▶ **Given records**
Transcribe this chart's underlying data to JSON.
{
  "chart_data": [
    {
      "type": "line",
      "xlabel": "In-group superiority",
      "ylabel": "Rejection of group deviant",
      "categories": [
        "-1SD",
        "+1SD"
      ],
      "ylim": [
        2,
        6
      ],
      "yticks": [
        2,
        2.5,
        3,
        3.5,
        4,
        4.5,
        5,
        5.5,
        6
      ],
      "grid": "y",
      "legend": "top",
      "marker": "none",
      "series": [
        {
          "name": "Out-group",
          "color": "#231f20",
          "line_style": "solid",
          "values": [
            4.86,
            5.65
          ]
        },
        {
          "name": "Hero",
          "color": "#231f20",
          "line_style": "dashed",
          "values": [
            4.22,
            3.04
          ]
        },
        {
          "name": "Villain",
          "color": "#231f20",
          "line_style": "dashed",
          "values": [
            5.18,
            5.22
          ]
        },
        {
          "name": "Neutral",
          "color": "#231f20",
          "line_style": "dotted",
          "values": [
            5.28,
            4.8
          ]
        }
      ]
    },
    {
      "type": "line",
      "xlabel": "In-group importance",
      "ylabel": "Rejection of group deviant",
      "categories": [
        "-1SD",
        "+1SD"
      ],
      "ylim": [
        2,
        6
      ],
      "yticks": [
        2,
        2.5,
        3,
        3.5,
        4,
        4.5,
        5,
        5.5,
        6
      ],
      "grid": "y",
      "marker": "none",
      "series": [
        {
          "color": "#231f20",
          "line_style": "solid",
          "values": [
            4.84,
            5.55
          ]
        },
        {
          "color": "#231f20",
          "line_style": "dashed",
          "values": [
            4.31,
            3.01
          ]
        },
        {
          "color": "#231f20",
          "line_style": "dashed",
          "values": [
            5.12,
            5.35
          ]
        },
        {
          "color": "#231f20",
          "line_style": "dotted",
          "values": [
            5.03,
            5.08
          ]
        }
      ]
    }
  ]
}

▶ **Task details**
Repeat all the entries word for word.

▶ **Exercise response**
Transcribe this chart's underlying data to JSON.
{
  "chart_data": [
    {
      "type": "line",
      "xlabel": "In-group superiority",
      "ylabel": "Rejection of group deviant",
      "categories": [
        "-1SD",
        "+1SD"
      ],
      "ylim": [
        2,
        6
      ],
      "yticks": [
        2,
        2.5,
        3,
        3.5,
        4,
        4.5,
        5,
        5.5,
        6
      ],
      "grid": "y",
      "legend": "top",
      "marker": "none",
      "series": [
        {
          "name": "Out-group",
          "color": "#231f20",
          "line_style": "solid",
          "values": [
            4.86,
            5.65
          ]
        },
        {
          "name": "Hero",
          "color": "#231f20",
          "line_style": "dashed",
          "values": [
            4.22,
            3.04
          ]
        },
        {
          "name": "Villain",
          "color": "#231f20",
          "line_style": "dashed",
          "values": [
            5.18,
            5.22
          ]
        },
        {
          "name": "Neutral",
          "color": "#231f20",
          "line_style": "dotted",
          "values": [
            5.28,
            4.8
          ]
        }
      ]
    },
    {
      "type": "line",
      "xlabel": "In-group importance",
      "ylabel": "Rejection of group deviant",
      "categories": [
        "-1SD",
        "+1SD"
      ],
      "ylim": [
        2,
        6
      ],
      "yticks": [
        2,
        2.5,
        3,
        3.5,
        4,
        4.5,
        5,
        5.5,
        6
      ],
      "grid": "y",
      "marker": "none",
      "series": [
        {
          "color": "#231f20",
          "line_style": "solid",
          "values": [
            4.84,
            5.55
          ]
        },
        {
          "color": "#231f20",
          "line_style": "dashed",
          "values": [
            4.31,
            3.01
          ]
        },
        {
          "color": "#231f20",
          "line_style": "dashed",
          "values": [
            5.12,
            5.35
          ]
        },
        {
          "color": "#231f20",
          "line_style": "dotted",
          "values": [
            5.03,
            5.08
          ]
        }
      ]
    }
  ]
}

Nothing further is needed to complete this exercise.